• _Work to complete_: Go through the data and copy every line exactly, but not the images.
------ Entries shown ------
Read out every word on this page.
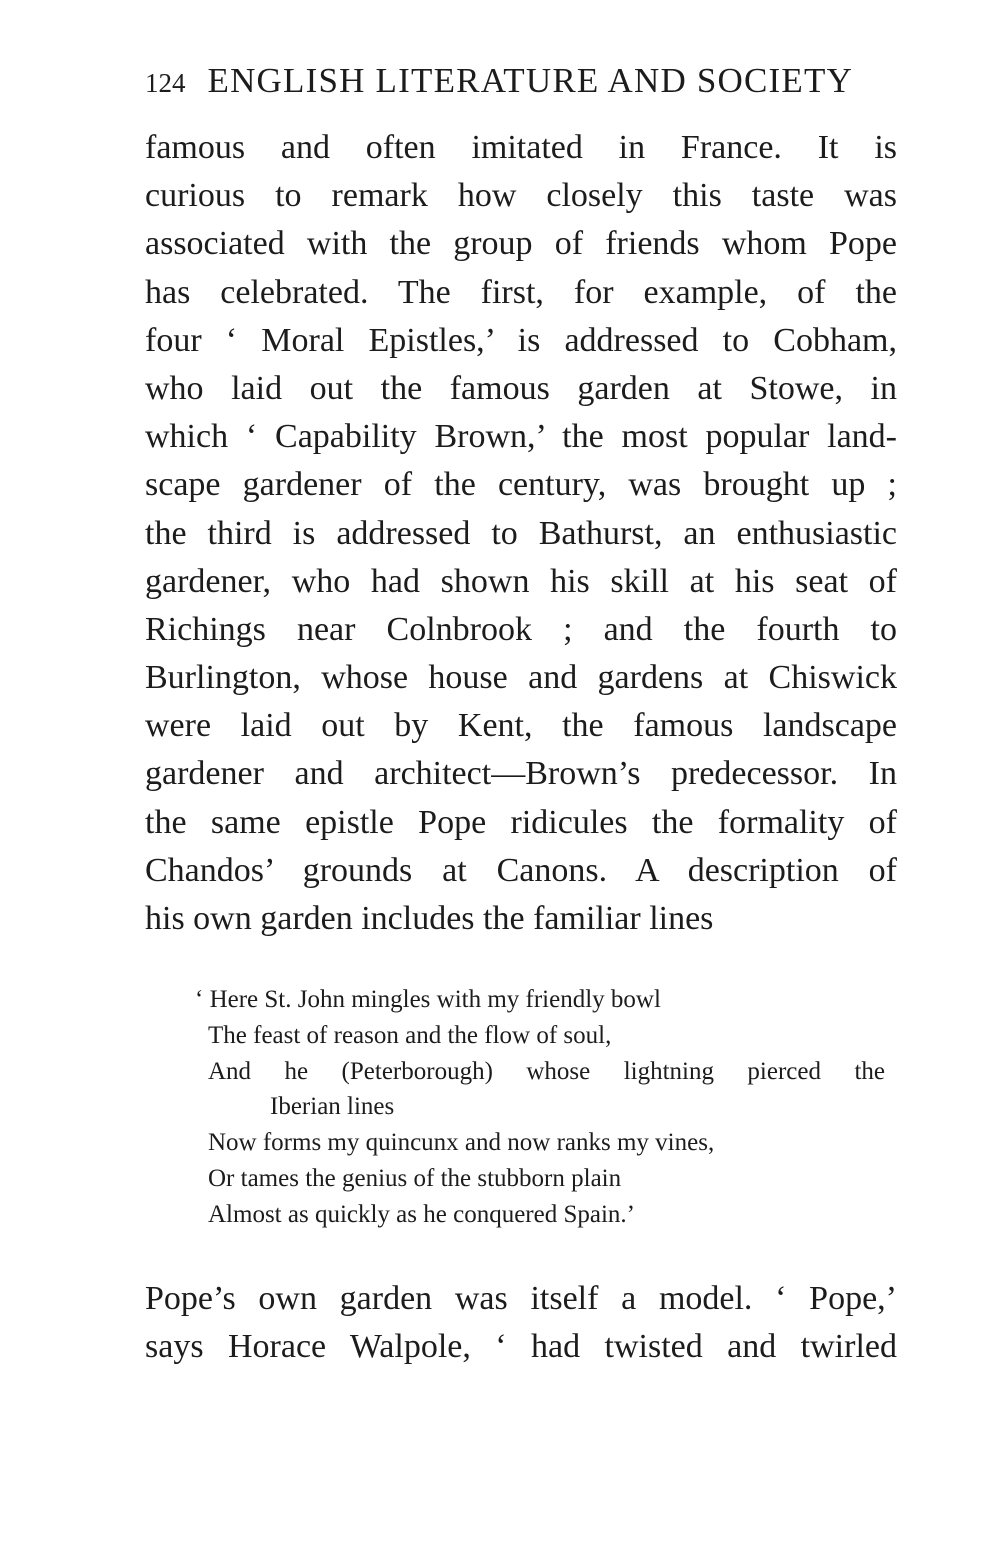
124 ENGLISH LITERATURE AND SOCIETY
famous and often imitated in France. It is
curious to remark how closely this taste was
associated with the group of friends whom Pope
has celebrated. The first, for example, of the
four ‘ Moral Epistles,’ is addressed to Cobham,
who laid out the famous garden at Stowe, in
which ‘ Capability Brown,’ the most popular land-
scape gardener of the century, was brought up ;
the third is addressed to Bathurst, an enthusiastic
gardener, who had shown his skill at his seat of
Richings near Colnbrook ; and the fourth to
Burlington, whose house and gardens at Chiswick
were laid out by Kent, the famous landscape
gardener and architect—Brown’s predecessor. In
the same epistle Pope ridicules the formality of
Chandos’ grounds at Canons. A description of
his own garden includes the familiar lines
‘ Here St. John mingles with my friendly bowl
The feast of reason and the flow of soul,
And he (Peterborough) whose lightning pierced the
Iberian lines
Now forms my quincunx and now ranks my vines,
Or tames the genius of the stubborn plain
Almost as quickly as he conquered Spain.’
Pope’s own garden was itself a model. ‘ Pope,’
says Horace Walpole, ‘ had twisted and twirled
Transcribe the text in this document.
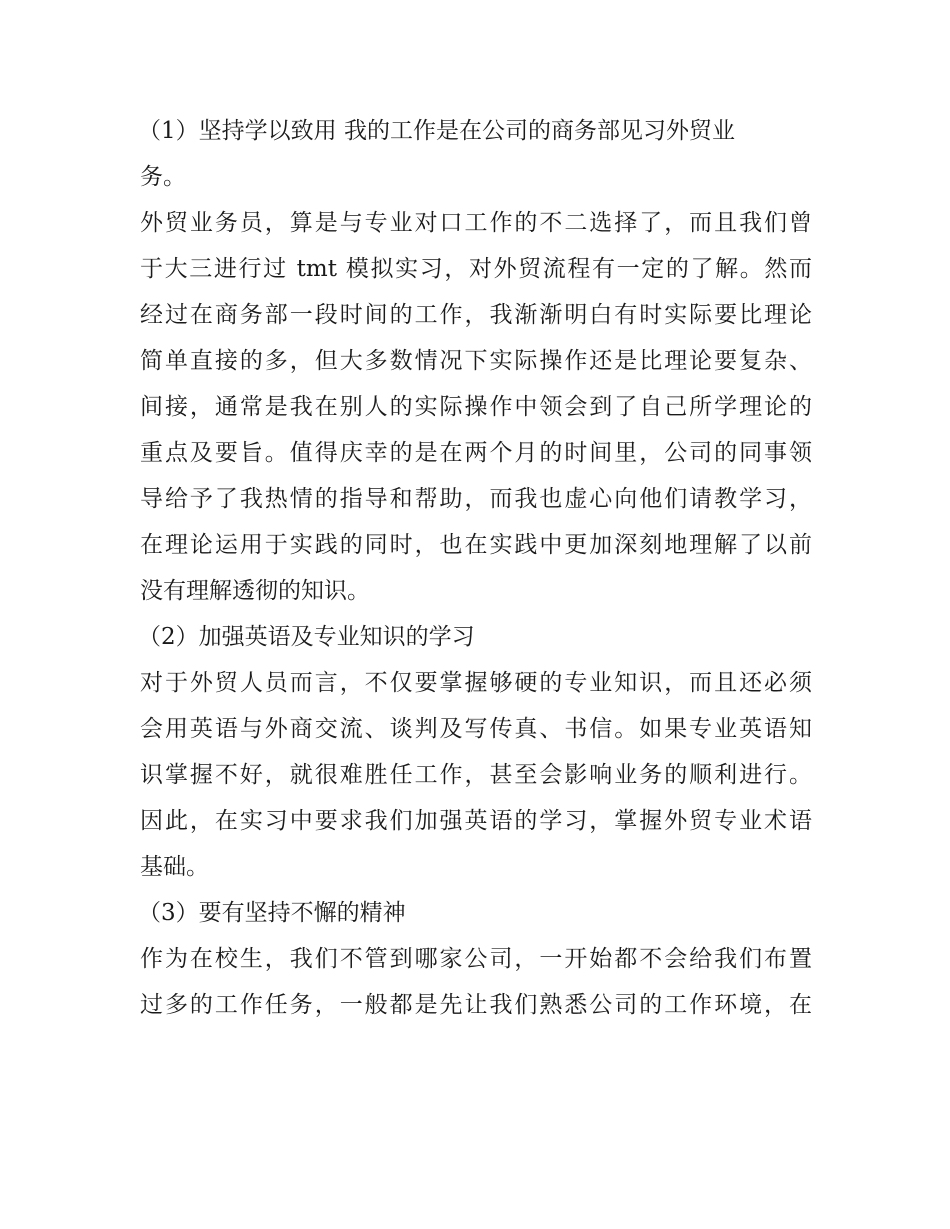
（1）坚持学以致用 我的工作是在公司的商务部见习外贸业
务。
外贸业务员，算是与专业对口工作的不二选择了，而且我们曾
于大三进行过 tmt 模拟实习，对外贸流程有一定的了解。然而
经过在商务部一段时间的工作，我渐渐明白有时实际要比理论
简单直接的多，但大多数情况下实际操作还是比理论要复杂、
间接，通常是我在别人的实际操作中领会到了自己所学理论的
重点及要旨。值得庆幸的是在两个月的时间里，公司的同事领
导给予了我热情的指导和帮助，而我也虚心向他们请教学习，
在理论运用于实践的同时，也在实践中更加深刻地理解了以前
没有理解透彻的知识。
（2）加强英语及专业知识的学习
对于外贸人员而言，不仅要掌握够硬的专业知识，而且还必须
会用英语与外商交流、谈判及写传真、书信。如果专业英语知
识掌握不好，就很难胜任工作，甚至会影响业务的顺利进行。
因此，在实习中要求我们加强英语的学习，掌握外贸专业术语
基础。
（3）要有坚持不懈的精神
作为在校生，我们不管到哪家公司，一开始都不会给我们布置
过多的工作任务，一般都是先让我们熟悉公司的工作环境，在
------
• _Answer to the exercise_:
Read out every word on this page.
124 ENGLISH LITERATURE AND SOCIETY
famous and often imitated in France. It is
curious to remark how closely this taste was
associated with the group of friends whom Pope
has celebrated. The first, for example, of the
four ‘ Moral Epistles,’ is addressed to Cobham,
who laid out the famous garden at Stowe, in
which ‘ Capability Brown,’ the most popular land-
scape gardener of the century, was brought up ;
the third is addressed to Bathurst, an enthusiastic
gardener, who had shown his skill at his seat of
Richings near Colnbrook ; and the fourth to
Burlington, whose house and gardens at Chiswick
were laid out by Kent, the famous landscape
gardener and architect—Brown’s predecessor. In
the same epistle Pope ridicules the formality of
Chandos’ grounds at Canons. A description of
his own garden includes the familiar lines
‘ Here St. John mingles with my friendly bowl
The feast of reason and the flow of soul,
And he (Peterborough) whose lightning pierced the
Iberian lines
Now forms my quincunx and now ranks my vines,
Or tames the genius of the stubborn plain
Almost as quickly as he conquered Spain.’
Pope’s own garden was itself a model. ‘ Pope,’
says Horace Walpole, ‘ had twisted and twirled
Transcribe the text in this document.
（1）坚持学以致用 我的工作是在公司的商务部见习外贸业
务。
外贸业务员，算是与专业对口工作的不二选择了，而且我们曾
于大三进行过 tmt 模拟实习，对外贸流程有一定的了解。然而
经过在商务部一段时间的工作，我渐渐明白有时实际要比理论
简单直接的多，但大多数情况下实际操作还是比理论要复杂、
间接，通常是我在别人的实际操作中领会到了自己所学理论的
重点及要旨。值得庆幸的是在两个月的时间里，公司的同事领
导给予了我热情的指导和帮助，而我也虚心向他们请教学习，
在理论运用于实践的同时，也在实践中更加深刻地理解了以前
没有理解透彻的知识。
（2）加强英语及专业知识的学习
对于外贸人员而言，不仅要掌握够硬的专业知识，而且还必须
会用英语与外商交流、谈判及写传真、书信。如果专业英语知
识掌握不好，就很难胜任工作，甚至会影响业务的顺利进行。
因此，在实习中要求我们加强英语的学习，掌握外贸专业术语
基础。
（3）要有坚持不懈的精神
作为在校生，我们不管到哪家公司，一开始都不会给我们布置
过多的工作任务，一般都是先让我们熟悉公司的工作环境，在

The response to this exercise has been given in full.